- What you need to do: Using the entries that follow, count the lines containing the word "Financial" and give that number by itself.

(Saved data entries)
________________________
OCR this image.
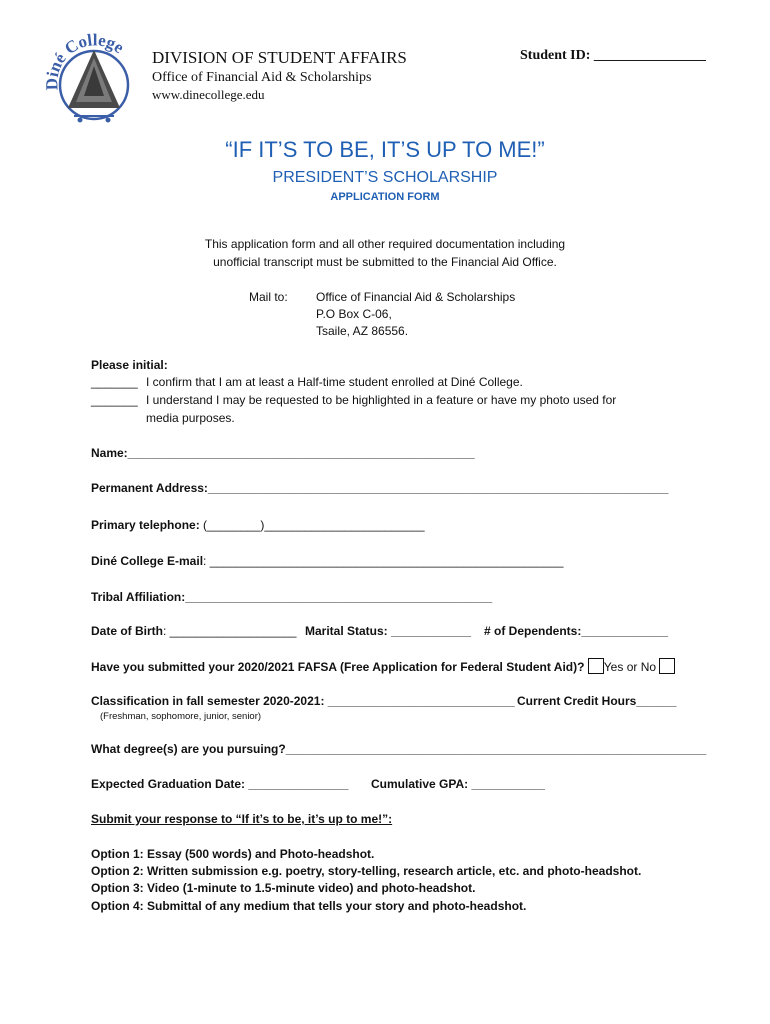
Diné College
DIVISION OF STUDENT AFFAIRS
Office of Financial Aid & Scholarships
www.dinecollege.edu
Student ID: ________________
“IF IT’S TO BE, IT’S UP TO ME!”
PRESIDENT’S SCHOLARSHIP
APPLICATION FORM
This application form and all other required documentation including
unofficial transcript must be submitted to the Financial Aid Office.
Mail to: Office of Financial Aid & Scholarships
P.O Box C-06,
Tsaile, AZ 86556.
Please initial:
_______ I confirm that I am at least a Half-time student enrolled at Diné College.
_______ I understand I may be requested to be highlighted in a feature or have my photo used for
media purposes.
Name:____________________________________________________
Permanent Address:_____________________________________________________________________
Primary telephone: (________)________________________
Diné College E-mail: _____________________________________________________
Tribal Affiliation:______________________________________________
Date of Birth: ___________________ Marital Status: ____________ # of Dependents:_____________
Have you submitted your 2020/2021 FAFSA (Free Application for Federal Student Aid)? Yes or No
Classification in fall semester 2020-2021: ____________________________ Current Credit Hours______
(Freshman, sophomore, junior, senior)
What degree(s) are you pursuing?_______________________________________________________________
Expected Graduation Date: _______________ Cumulative GPA: ___________
Submit your response to “If it’s to be, it’s up to me!”:
Option 1: Essay (500 words) and Photo-headshot.
Option 2: Written submission e.g. poetry, story-telling, research article, etc. and photo-headshot.
Option 3: Video (1-minute to 1.5-minute video) and photo-headshot.
Option 4: Submittal of any medium that tells your story and photo-headshot.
________________________
- Output for this task: 3